- Data items -
_ _ _ _ _ _ _
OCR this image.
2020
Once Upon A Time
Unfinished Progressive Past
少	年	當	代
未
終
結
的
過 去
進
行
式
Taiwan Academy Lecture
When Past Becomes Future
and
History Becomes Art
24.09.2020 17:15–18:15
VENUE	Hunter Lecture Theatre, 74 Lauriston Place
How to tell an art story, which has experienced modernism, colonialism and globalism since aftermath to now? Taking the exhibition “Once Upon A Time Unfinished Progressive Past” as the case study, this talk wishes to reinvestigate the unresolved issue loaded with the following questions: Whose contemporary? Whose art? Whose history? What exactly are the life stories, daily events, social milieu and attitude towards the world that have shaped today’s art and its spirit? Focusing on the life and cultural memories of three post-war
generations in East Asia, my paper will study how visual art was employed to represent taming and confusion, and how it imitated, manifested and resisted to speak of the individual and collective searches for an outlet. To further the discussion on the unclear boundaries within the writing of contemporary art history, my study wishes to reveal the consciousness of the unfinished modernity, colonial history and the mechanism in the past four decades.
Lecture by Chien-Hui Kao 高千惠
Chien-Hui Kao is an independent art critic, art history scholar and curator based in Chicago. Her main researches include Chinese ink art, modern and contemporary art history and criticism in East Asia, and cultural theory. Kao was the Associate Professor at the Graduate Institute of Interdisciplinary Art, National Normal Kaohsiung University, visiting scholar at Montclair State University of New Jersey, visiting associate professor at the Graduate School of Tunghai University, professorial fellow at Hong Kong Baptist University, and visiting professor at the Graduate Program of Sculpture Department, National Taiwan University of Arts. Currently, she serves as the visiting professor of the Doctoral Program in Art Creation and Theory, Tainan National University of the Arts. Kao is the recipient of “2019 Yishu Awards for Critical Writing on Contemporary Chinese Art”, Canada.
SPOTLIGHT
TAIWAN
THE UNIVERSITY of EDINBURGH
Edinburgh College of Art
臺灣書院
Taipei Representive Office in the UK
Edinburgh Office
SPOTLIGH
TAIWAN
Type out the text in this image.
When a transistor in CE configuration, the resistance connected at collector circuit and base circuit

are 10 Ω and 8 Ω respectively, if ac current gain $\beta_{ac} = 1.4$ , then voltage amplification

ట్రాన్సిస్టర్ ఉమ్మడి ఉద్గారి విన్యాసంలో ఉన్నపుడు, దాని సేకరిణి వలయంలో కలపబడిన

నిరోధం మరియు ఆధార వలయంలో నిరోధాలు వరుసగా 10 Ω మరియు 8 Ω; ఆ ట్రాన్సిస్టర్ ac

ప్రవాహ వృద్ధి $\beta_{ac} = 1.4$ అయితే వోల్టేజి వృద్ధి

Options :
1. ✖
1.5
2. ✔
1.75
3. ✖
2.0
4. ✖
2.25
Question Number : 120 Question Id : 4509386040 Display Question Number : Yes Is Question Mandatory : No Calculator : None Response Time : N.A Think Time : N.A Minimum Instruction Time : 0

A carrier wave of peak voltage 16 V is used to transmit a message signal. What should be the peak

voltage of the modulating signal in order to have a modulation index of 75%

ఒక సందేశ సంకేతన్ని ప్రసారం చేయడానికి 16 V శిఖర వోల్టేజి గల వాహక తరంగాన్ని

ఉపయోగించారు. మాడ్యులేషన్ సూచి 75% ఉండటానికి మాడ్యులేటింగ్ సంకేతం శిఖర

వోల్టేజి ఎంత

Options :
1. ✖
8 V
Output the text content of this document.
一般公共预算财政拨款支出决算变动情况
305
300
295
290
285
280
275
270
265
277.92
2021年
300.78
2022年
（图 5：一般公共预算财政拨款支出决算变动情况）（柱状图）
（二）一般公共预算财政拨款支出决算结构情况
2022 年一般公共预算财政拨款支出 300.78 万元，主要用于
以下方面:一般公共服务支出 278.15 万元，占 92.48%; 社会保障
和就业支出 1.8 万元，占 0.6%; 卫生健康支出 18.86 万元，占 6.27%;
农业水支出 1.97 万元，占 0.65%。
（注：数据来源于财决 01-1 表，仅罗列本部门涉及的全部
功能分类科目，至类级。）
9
_ _ _ _ _ _ _
- Exercise description -
Copy each line from the records above that includes the string "Becomes".

- Written answer -
When Past Becomes Future
History Becomes Art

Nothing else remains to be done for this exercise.